--- Start Document excerpt ---

Hi Jerry,
Jerry Jelinek wrote On 08/17/06 09:20,:
Steffen,
Steffen Weiberle wrote:
Jerry Jelinek wrote On 08/16/06 18:14,:
Steffen,
Thanks for your comments. Responses in-line.
Steffen Weiberle wrote:
Hi Jerry, this is great.
I have a few comments below.
Thanks
Steffen
1) "Hard" vs. "Soft" RM configuration within zonecfg
We will enhance zonecfg(1M) so that the user can configure
basic RM
capabilities in a structured way.
Various existing and upcoming RM features can be broken down
into "hard" vs. "soft" partitioning of the system's resources.
With "hard" partitioning, resources are dedicated to the zone
using
processor sets (psets) and memory sets (msets). With "soft"
partitioning, resources are shared, but capped, with an upper
limit
on their use by the zone.
Hard | Soft
---------------------------------
cpu | psets | cpu-caps
memory | msets | rcapd
Within zonecfg we will organize these various RM features into
four
basic zonecfg resources so that it is simple for a user to
understand
and configure the RM features that are to be used with their zone.

--- End Document excerpt ---
--- Start Material ---

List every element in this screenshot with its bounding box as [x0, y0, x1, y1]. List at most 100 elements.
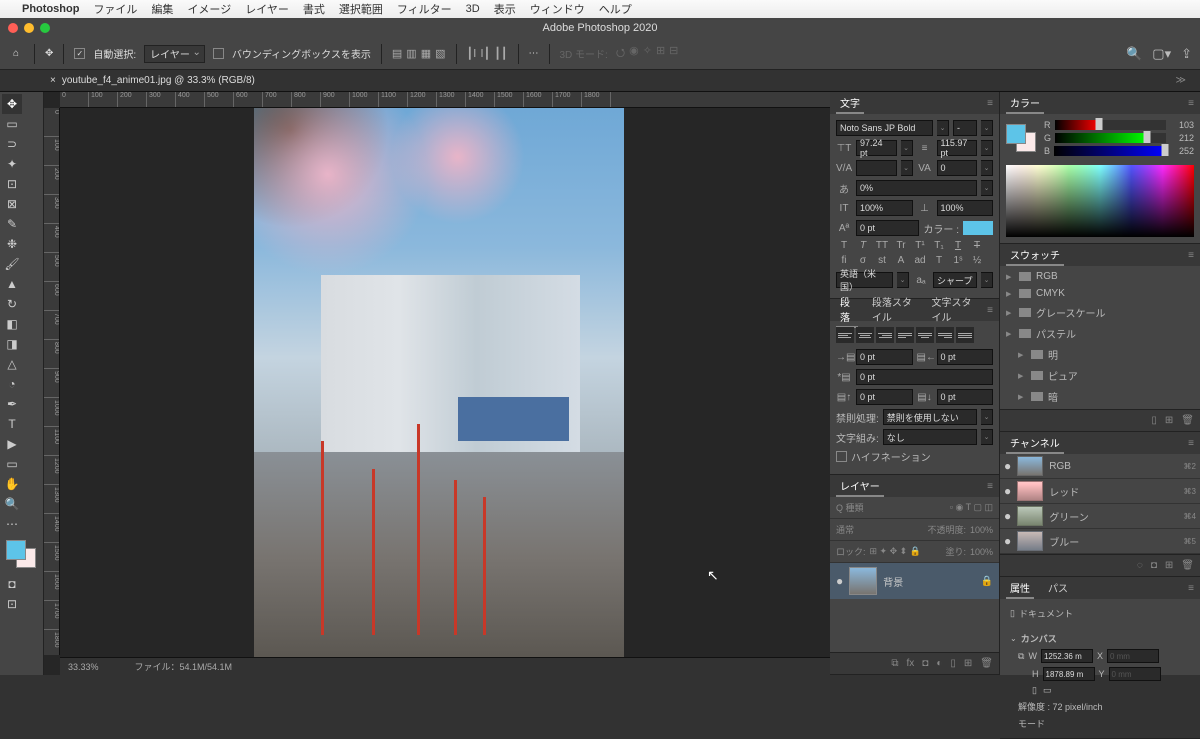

--- End Material ---

▶ **Actions to take**
[1] Name every resource management feature that the table in the zonecfg resource management thread lists under its "Hard" and "Soft" columns.
[2] Quote the passage of the zonecfg resource management thread that begins with the words containing "partitioning, resources are shared, but" and ends with "with their zone.".

▶ **Full answers**
[1] psets, msets, cpu-caps, rcapd

[2]
partitioning, resources are shared, but capped, with an upper
limit
on their use by the zone.
Hard | Soft
---------------------------------
cpu | psets | cpu-caps
memory | msets | rcapd
Within zonecfg we will organize these various RM features into
four
basic zonecfg resources so that it is simple for a user to
understand
and configure the RM features that are to be used with their zone.